# Problem requirements
Can the data below be set down again exactly, line for line?

# Data provided
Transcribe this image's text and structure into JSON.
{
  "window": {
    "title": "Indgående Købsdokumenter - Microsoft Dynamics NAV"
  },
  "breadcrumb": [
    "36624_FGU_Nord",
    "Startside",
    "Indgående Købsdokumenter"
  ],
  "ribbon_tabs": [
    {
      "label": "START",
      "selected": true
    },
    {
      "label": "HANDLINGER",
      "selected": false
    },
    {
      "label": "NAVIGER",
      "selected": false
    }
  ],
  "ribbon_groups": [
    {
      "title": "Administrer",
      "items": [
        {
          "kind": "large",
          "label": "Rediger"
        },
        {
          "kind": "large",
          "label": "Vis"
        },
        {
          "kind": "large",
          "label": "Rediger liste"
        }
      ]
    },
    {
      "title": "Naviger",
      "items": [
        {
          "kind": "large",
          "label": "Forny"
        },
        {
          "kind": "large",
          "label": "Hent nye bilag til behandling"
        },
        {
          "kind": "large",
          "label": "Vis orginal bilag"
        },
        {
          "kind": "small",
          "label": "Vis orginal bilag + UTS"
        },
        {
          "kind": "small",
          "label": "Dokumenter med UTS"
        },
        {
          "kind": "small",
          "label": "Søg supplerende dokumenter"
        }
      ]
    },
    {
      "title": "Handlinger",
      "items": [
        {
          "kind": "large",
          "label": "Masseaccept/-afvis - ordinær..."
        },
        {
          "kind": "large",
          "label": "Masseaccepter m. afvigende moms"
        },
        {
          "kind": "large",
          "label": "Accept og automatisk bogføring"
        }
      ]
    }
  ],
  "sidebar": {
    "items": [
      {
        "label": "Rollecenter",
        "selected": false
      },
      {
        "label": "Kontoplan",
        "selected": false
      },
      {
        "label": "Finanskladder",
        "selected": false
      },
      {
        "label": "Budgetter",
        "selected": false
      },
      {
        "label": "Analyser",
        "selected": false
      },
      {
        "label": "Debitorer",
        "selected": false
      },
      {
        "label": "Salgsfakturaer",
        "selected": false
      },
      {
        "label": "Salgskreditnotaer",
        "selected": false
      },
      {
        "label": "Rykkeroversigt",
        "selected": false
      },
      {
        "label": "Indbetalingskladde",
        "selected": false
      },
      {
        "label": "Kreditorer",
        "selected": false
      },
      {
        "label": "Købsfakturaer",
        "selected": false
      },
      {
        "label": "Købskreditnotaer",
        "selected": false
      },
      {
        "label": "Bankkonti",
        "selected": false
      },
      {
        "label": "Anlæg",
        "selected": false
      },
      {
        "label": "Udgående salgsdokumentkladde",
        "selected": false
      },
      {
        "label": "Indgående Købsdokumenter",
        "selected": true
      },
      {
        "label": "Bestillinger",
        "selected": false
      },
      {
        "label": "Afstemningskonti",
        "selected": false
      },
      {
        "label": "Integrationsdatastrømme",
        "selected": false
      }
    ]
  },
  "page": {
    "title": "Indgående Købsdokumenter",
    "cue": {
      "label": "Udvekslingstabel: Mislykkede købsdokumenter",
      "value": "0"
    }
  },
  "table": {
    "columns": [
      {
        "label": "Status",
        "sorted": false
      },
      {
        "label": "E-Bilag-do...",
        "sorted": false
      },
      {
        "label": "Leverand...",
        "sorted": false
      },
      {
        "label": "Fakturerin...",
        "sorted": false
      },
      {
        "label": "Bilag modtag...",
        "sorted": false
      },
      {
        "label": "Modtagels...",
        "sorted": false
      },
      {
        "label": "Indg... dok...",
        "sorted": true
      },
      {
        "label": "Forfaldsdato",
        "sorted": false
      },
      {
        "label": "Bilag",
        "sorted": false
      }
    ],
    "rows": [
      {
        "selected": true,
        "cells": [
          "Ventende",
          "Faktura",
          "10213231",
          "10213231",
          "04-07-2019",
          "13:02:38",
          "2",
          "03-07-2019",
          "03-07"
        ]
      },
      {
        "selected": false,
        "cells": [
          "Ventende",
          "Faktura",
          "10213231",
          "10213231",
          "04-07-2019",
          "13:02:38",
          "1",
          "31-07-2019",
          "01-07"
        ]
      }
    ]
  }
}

# Right answer
Transcribe this image's text and structure into JSON.
{
  "window": {
    "title": "Indgående Købsdokumenter - Microsoft Dynamics NAV"
  },
  "breadcrumb": [
    "36624_FGU_Nord",
    "Startside",
    "Indgående Købsdokumenter"
  ],
  "ribbon_tabs": [
    {
      "label": "START",
      "selected": true
    },
    {
      "label": "HANDLINGER",
      "selected": false
    },
    {
      "label": "NAVIGER",
      "selected": false
    }
  ],
  "ribbon_groups": [
    {
      "title": "Administrer",
      "items": [
        {
          "kind": "large",
          "label": "Rediger"
        },
        {
          "kind": "large",
          "label": "Vis"
        },
        {
          "kind": "large",
          "label": "Rediger liste"
        }
      ]
    },
    {
      "title": "Naviger",
      "items": [
        {
          "kind": "large",
          "label": "Forny"
        },
        {
          "kind": "large",
          "label": "Hent nye bilag til behandling"
        },
        {
          "kind": "large",
          "label": "Vis orginal bilag"
        },
        {
          "kind": "small",
          "label": "Vis orginal bilag + UTS"
        },
        {
          "kind": "small",
          "label": "Dokumenter med UTS"
        },
        {
          "kind": "small",
          "label": "Søg supplerende dokumenter"
        }
      ]
    },
    {
      "title": "Handlinger",
      "items": [
        {
          "kind": "large",
          "label": "Masseaccept/-afvis - ordinær..."
        },
        {
          "kind": "large",
          "label": "Masseaccepter m. afvigende moms"
        },
        {
          "kind": "large",
          "label": "Accept og automatisk bogføring"
        }
      ]
    }
  ],
  "sidebar": {
    "items": [
      {
        "label": "Rollecenter",
        "selected": false
      },
      {
        "label": "Kontoplan",
        "selected": false
      },
      {
        "label": "Finanskladder",
        "selected": false
      },
      {
        "label": "Budgetter",
        "selected": false
      },
      {
        "label": "Analyser",
        "selected": false
      },
      {
        "label": "Debitorer",
        "selected": false
      },
      {
        "label": "Salgsfakturaer",
        "selected": false
      },
      {
        "label": "Salgskreditnotaer",
        "selected": false
      },
      {
        "label": "Rykkeroversigt",
        "selected": false
      },
      {
        "label": "Indbetalingskladde",
        "selected": false
      },
      {
        "label": "Kreditorer",
        "selected": false
      },
      {
        "label": "Købsfakturaer",
        "selected": false
      },
      {
        "label": "Købskreditnotaer",
        "selected": false
      },
      {
        "label": "Bankkonti",
        "selected": false
      },
      {
        "label": "Anlæg",
        "selected": false
      },
      {
        "label": "Udgående salgsdokumentkladde",
        "selected": false
      },
      {
        "label": "Indgående Købsdokumenter",
        "selected": true
      },
      {
        "label": "Bestillinger",
        "selected": false
      },
      {
        "label": "Afstemningskonti",
        "selected": false
      },
      {
        "label": "Integrationsdatastrømme",
        "selected": false
      }
    ]
  },
  "page": {
    "title": "Indgående Købsdokumenter",
    "cue": {
      "label": "Udvekslingstabel: Mislykkede købsdokumenter",
      "value": "0"
    }
  },
  "table": {
    "columns": [
      {
        "label": "Status",
        "sorted": false
      },
      {
        "label": "E-Bilag-do...",
        "sorted": false
      },
      {
        "label": "Leverand...",
        "sorted": false
      },
      {
        "label": "Fakturerin...",
        "sorted": false
      },
      {
        "label": "Bilag modtag...",
        "sorted": false
      },
      {
        "label": "Modtagels...",
        "sorted": false
      },
      {
        "label": "Indg... dok...",
        "sorted": true
      },
      {
        "label": "Forfaldsdato",
        "sorted": false
      },
      {
        "label": "Bilag",
        "sorted": false
      }
    ],
    "rows": [
      {
        "selected": true,
        "cells": [
          "Ventende",
          "Faktura",
          "10213231",
          "10213231",
          "04-07-2019",
          "13:02:38",
          "2",
          "03-07-2019",
          "03-07"
        ]
      },
      {
        "selected": false,
        "cells": [
          "Ventende",
          "Faktura",
          "10213231",
          "10213231",
          "04-07-2019",
          "13:02:38",
          "1",
          "31-07-2019",
          "01-07"
        ]
      }
    ]
  }
}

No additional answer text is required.